* [EXERCISE OBJECTIVE]
Pick out each line containing the string "является".

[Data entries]
____________________

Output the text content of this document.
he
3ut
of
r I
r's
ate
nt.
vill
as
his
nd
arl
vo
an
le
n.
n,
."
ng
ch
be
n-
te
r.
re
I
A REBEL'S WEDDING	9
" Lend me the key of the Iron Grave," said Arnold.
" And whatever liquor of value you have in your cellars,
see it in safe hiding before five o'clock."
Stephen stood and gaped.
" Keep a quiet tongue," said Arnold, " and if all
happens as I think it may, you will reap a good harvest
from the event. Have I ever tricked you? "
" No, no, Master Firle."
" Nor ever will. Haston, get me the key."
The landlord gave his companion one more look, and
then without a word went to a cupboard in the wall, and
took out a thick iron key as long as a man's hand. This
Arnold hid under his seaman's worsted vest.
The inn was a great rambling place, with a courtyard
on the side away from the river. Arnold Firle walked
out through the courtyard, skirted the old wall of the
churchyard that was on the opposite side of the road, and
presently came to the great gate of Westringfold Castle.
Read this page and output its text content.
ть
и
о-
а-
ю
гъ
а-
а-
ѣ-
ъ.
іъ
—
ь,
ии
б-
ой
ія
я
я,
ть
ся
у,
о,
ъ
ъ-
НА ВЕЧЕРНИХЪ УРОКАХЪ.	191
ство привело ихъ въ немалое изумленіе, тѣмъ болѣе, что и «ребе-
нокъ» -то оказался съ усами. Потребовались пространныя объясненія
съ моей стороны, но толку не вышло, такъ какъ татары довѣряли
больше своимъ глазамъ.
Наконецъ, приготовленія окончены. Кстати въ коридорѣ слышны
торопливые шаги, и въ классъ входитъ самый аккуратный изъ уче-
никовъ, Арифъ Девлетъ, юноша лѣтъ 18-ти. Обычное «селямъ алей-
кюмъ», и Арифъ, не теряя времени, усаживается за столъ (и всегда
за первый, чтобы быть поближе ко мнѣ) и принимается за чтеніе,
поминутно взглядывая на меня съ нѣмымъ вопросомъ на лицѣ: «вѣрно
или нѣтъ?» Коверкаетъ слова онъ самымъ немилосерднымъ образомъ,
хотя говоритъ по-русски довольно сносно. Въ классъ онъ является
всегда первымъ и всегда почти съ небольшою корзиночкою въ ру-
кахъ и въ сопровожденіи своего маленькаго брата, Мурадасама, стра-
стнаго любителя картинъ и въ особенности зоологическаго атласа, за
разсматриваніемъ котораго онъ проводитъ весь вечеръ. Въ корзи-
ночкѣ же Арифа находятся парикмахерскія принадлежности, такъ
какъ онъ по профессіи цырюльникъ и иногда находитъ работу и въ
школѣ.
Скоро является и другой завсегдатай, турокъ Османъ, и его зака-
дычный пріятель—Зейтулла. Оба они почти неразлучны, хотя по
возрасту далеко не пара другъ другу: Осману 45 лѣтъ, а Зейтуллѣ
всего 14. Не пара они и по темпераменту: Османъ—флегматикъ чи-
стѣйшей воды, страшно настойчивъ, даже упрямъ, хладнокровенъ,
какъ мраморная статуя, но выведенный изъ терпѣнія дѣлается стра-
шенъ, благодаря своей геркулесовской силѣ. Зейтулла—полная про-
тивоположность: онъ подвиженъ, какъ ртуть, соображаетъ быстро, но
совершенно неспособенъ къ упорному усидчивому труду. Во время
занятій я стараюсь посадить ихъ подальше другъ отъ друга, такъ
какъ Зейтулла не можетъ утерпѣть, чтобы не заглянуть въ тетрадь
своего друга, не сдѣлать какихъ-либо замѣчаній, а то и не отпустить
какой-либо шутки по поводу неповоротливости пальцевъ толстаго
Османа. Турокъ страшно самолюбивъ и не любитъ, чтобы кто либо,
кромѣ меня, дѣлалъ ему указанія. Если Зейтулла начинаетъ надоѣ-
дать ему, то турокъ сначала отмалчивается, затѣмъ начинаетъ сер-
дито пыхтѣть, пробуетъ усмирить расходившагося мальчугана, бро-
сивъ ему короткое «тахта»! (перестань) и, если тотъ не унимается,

____________________

* [RESPONSE TO THIS EXERCISE]
хотя говоритъ по-русски довольно сносно. Въ классъ онъ является
Скоро является и другой завсегдатай, турокъ Османъ, и его зака-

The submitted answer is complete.